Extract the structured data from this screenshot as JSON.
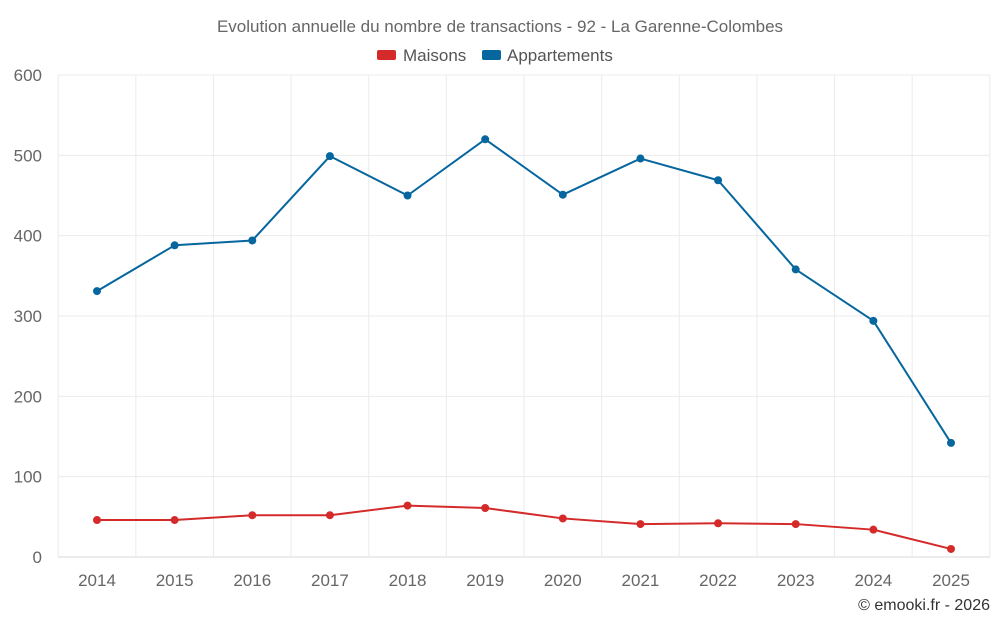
{
  "chart_data": {
    "type": "line",
    "title": "Evolution annuelle du nombre de transactions - 92 - La Garenne-Colombes",
    "xlabel": "",
    "ylabel": "",
    "categories": [
      "2014",
      "2015",
      "2016",
      "2017",
      "2018",
      "2019",
      "2020",
      "2021",
      "2022",
      "2023",
      "2024",
      "2025"
    ],
    "ylim": [
      0,
      600
    ],
    "yticks": [
      0,
      100,
      200,
      300,
      400,
      500,
      600
    ],
    "grid": true,
    "legend_position": "top-center",
    "series": [
      {
        "name": "Maisons",
        "color": "#d42a2a",
        "values": [
          46,
          46,
          52,
          52,
          64,
          61,
          48,
          41,
          42,
          41,
          34,
          10
        ]
      },
      {
        "name": "Appartements",
        "color": "#06669e",
        "values": [
          331,
          388,
          394,
          499,
          450,
          520,
          451,
          496,
          469,
          358,
          294,
          142
        ]
      }
    ],
    "credit": "© emooki.fr - 2026"
  }
}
####
- **Objective**: Transcribe the records word for word and include no pictures.

- **The answer**:
Extract the structured data from this screenshot as JSON.
{
  "chart_data": {
    "type": "line",
    "title": "Evolution annuelle du nombre de transactions - 92 - La Garenne-Colombes",
    "xlabel": "",
    "ylabel": "",
    "categories": [
      "2014",
      "2015",
      "2016",
      "2017",
      "2018",
      "2019",
      "2020",
      "2021",
      "2022",
      "2023",
      "2024",
      "2025"
    ],
    "ylim": [
      0,
      600
    ],
    "yticks": [
      0,
      100,
      200,
      300,
      400,
      500,
      600
    ],
    "grid": true,
    "legend_position": "top-center",
    "series": [
      {
        "name": "Maisons",
        "color": "#d42a2a",
        "values": [
          46,
          46,
          52,
          52,
          64,
          61,
          48,
          41,
          42,
          41,
          34,
          10
        ]
      },
      {
        "name": "Appartements",
        "color": "#06669e",
        "values": [
          331,
          388,
          394,
          499,
          450,
          520,
          451,
          496,
          469,
          358,
          294,
          142
        ]
      }
    ],
    "credit": "© emooki.fr - 2026"
  }
}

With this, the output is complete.